SOURCE PASSAGE:
>> START

And for a less useful example, see the long but inconclusive question gcc, strict-aliasing, and casting through a union.


Well, one example use case I can think of is this:

typedef union
{
    struct
    {
        uint8_t a;
        uint8_t b;
        uint8_t c;
        uint8_t d;
    };
    uint32_t x;
} some32bittype;

You can then access the 8-bit separate parts of that 32-bit block of data; however, prepare to potentially be bitten by endianness.

This is just one hypothetical example, but whenever you want to split data in a field into component parts like this, you could use a union.

That said, there is also a method which is endian-safe:

uint32_t x;
uint8_t a = (x & 0xFF000000) >> 24;

For example, since that binary operation will be converted by the compiler to the correct endianness.


Some uses for unions:

  • Provide a general endianness interface to an unknown external host.
  • Manipulate foreign CPU architecture floating point data, such as accepting VAX G_FLOATS from a network link and converting them to IEEE 754 long reals for processing.
  • Provide straightforward bit twiddling access to a higher-level type.
union {
      unsigned char   byte_v[16];
      long double     ld_v;
 }

With this declaration, it is simple to display the hex byte values of a long double, change the exponent's sign, determine if it is a denormal value, or implement long double arithmetic for a CPU which does not support it, etc.

>> END

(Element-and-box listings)
>> START

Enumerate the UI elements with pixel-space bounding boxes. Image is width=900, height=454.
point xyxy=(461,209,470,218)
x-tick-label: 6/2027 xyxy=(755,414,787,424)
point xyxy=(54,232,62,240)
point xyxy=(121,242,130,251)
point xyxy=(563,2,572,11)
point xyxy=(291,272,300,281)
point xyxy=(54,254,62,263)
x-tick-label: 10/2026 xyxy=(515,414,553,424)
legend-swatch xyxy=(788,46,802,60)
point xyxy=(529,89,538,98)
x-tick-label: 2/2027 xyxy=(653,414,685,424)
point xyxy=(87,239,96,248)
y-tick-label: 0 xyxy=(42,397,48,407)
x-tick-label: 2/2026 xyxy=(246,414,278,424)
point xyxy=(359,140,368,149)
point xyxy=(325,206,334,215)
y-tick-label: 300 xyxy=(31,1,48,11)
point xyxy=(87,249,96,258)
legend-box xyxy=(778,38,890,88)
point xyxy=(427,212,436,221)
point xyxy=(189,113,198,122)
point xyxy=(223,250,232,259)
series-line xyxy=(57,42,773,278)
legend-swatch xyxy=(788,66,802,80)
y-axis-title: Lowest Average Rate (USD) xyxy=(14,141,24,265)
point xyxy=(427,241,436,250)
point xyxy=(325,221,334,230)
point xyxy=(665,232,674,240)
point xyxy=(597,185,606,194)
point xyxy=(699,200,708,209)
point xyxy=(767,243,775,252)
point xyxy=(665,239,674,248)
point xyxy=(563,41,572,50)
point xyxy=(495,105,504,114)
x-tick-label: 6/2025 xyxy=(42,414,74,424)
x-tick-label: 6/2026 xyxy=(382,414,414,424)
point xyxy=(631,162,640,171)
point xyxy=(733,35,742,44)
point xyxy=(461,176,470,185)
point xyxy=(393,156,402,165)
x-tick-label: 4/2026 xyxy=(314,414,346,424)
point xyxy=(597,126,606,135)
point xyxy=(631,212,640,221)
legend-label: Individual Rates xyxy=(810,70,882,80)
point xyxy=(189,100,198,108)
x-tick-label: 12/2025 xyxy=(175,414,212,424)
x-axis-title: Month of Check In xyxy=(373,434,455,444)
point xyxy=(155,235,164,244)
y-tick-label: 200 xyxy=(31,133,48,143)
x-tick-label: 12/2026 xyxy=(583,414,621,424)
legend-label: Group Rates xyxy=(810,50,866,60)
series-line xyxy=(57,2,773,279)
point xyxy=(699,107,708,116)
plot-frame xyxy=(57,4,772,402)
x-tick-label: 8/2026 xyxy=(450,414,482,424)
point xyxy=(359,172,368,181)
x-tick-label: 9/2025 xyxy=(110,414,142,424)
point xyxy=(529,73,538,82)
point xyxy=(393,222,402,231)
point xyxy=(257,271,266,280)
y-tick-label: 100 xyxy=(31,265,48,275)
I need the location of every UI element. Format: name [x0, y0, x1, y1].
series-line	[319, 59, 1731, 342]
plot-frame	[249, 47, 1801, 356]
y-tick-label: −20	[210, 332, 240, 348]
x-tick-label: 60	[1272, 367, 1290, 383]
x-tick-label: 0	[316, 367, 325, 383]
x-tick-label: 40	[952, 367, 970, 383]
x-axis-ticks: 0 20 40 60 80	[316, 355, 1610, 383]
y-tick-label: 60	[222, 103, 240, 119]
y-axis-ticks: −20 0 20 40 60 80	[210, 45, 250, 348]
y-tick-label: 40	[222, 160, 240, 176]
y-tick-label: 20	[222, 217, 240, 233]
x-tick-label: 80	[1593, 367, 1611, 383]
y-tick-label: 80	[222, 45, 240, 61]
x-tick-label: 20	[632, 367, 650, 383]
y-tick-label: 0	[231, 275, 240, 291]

>> END

WRITTEN PROBLEM A: Do these statements agree with the text on C unions? (i) The union that pairs four uint8_t members with a uint32_t gives access to the separate 8-bit parts of a 32-bit block. (ii) The masking-and-shifting method is described as depending on endianness. (iii) The union of byte_v and ld_v makes it simple to display the hex byte values of a long double. For each, answer yes or no and quote the deciding words of the text.
WRITTEN PROBLEM B: Update the part of the text on C unions that opens with the words containing "With this declaration, it" and closes with "support it, etc.", putting "subnormal" in place of "denormal".

RESPONSE A:
(i) Yes: "You can then access the 8-bit separate parts of that 32-bit block of data"
(ii) No: "there is also a method which is endian-safe"
(iii) Yes: "it is simple to display the hex byte values of a long double"

RESPONSE B:
With this declaration, it is simple to display the hex byte values of a long double, change the exponent's sign, determine if it is a subnormal value, or implement long double arithmetic for a CPU which does not support it, etc.